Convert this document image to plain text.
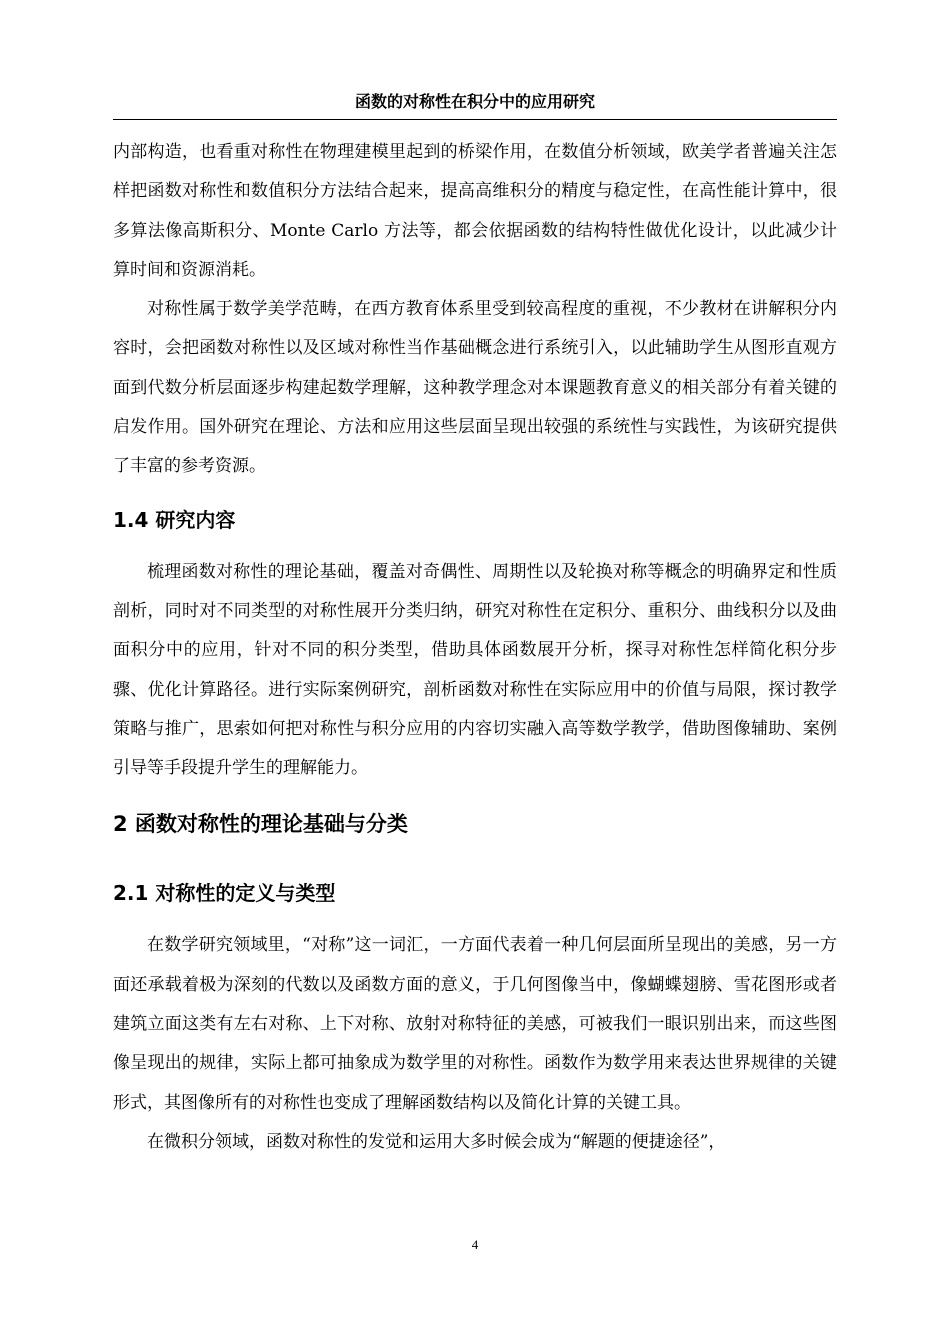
函数的对称性在积分中的应用研究

内部构造，也看重对称性在物理建模里起到的桥梁作用，在数值分析领域，欧美学者普遍关注怎样把函数对称性和数值积分方法结合起来，提高高维积分的精度与稳定性，在高性能计算中，很多算法像高斯积分、Monte Carlo 方法等，都会依据函数的结构特性做优化设计，以此减少计算时间和资源消耗。

对称性属于数学美学范畴，在西方教育体系里受到较高程度的重视，不少教材在讲解积分内容时，会把函数对称性以及区域对称性当作基础概念进行系统引入，以此辅助学生从图形直观方面到代数分析层面逐步构建起数学理解，这种教学理念对本课题教育意义的相关部分有着关键的启发作用。国外研究在理论、方法和应用这些层面呈现出较强的系统性与实践性，为该研究提供了丰富的参考资源。

1.4 研究内容

梳理函数对称性的理论基础，覆盖对奇偶性、周期性以及轮换对称等概念的明确界定和性质剖析，同时对不同类型的对称性展开分类归纳，研究对称性在定积分、重积分、曲线积分以及曲面积分中的应用，针对不同的积分类型，借助具体函数展开分析，探寻对称性怎样简化积分步骤、优化计算路径。进行实际案例研究，剖析函数对称性在实际应用中的价值与局限，探讨教学策略与推广，思索如何把对称性与积分应用的内容切实融入高等数学教学，借助图像辅助、案例引导等手段提升学生的理解能力。

2 函数对称性的理论基础与分类
2.1 对称性的定义与类型

在数学研究领域里，“对称”这一词汇，一方面代表着一种几何层面所呈现出的美感，另一方面还承载着极为深刻的代数以及函数方面的意义，于几何图像当中，像蝴蝶翅膀、雪花图形或者建筑立面这类有左右对称、上下对称、放射对称特征的美感，可被我们一眼识别出来，而这些图像呈现出的规律，实际上都可抽象成为数学里的对称性。函数作为数学用来表达世界规律的关键形式，其图像所有的对称性也变成了理解函数结构以及简化计算的关键工具。

在微积分领域，函数对称性的发觉和运用大多时候会成为“解题的便捷途径”，

4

◇ ◇ ◇ ◇ ◇ ◇ ◇

What you have to do:
Write every record out again exactly; no pictures belong in the copy.

Task output:
Convert this document image to plain text.
函数的对称性在积分中的应用研究

内部构造，也看重对称性在物理建模里起到的桥梁作用，在数值分析领域，欧美学者普遍关注怎样把函数对称性和数值积分方法结合起来，提高高维积分的精度与稳定性，在高性能计算中，很多算法像高斯积分、Monte Carlo 方法等，都会依据函数的结构特性做优化设计，以此减少计算时间和资源消耗。

对称性属于数学美学范畴，在西方教育体系里受到较高程度的重视，不少教材在讲解积分内容时，会把函数对称性以及区域对称性当作基础概念进行系统引入，以此辅助学生从图形直观方面到代数分析层面逐步构建起数学理解，这种教学理念对本课题教育意义的相关部分有着关键的启发作用。国外研究在理论、方法和应用这些层面呈现出较强的系统性与实践性，为该研究提供了丰富的参考资源。

1.4 研究内容

梳理函数对称性的理论基础，覆盖对奇偶性、周期性以及轮换对称等概念的明确界定和性质剖析，同时对不同类型的对称性展开分类归纳，研究对称性在定积分、重积分、曲线积分以及曲面积分中的应用，针对不同的积分类型，借助具体函数展开分析，探寻对称性怎样简化积分步骤、优化计算路径。进行实际案例研究，剖析函数对称性在实际应用中的价值与局限，探讨教学策略与推广，思索如何把对称性与积分应用的内容切实融入高等数学教学，借助图像辅助、案例引导等手段提升学生的理解能力。

2 函数对称性的理论基础与分类
2.1 对称性的定义与类型

在数学研究领域里，“对称”这一词汇，一方面代表着一种几何层面所呈现出的美感，另一方面还承载着极为深刻的代数以及函数方面的意义，于几何图像当中，像蝴蝶翅膀、雪花图形或者建筑立面这类有左右对称、上下对称、放射对称特征的美感，可被我们一眼识别出来，而这些图像呈现出的规律，实际上都可抽象成为数学里的对称性。函数作为数学用来表达世界规律的关键形式，其图像所有的对称性也变成了理解函数结构以及简化计算的关键工具。

在微积分领域，函数对称性的发觉和运用大多时候会成为“解题的便捷途径”，

4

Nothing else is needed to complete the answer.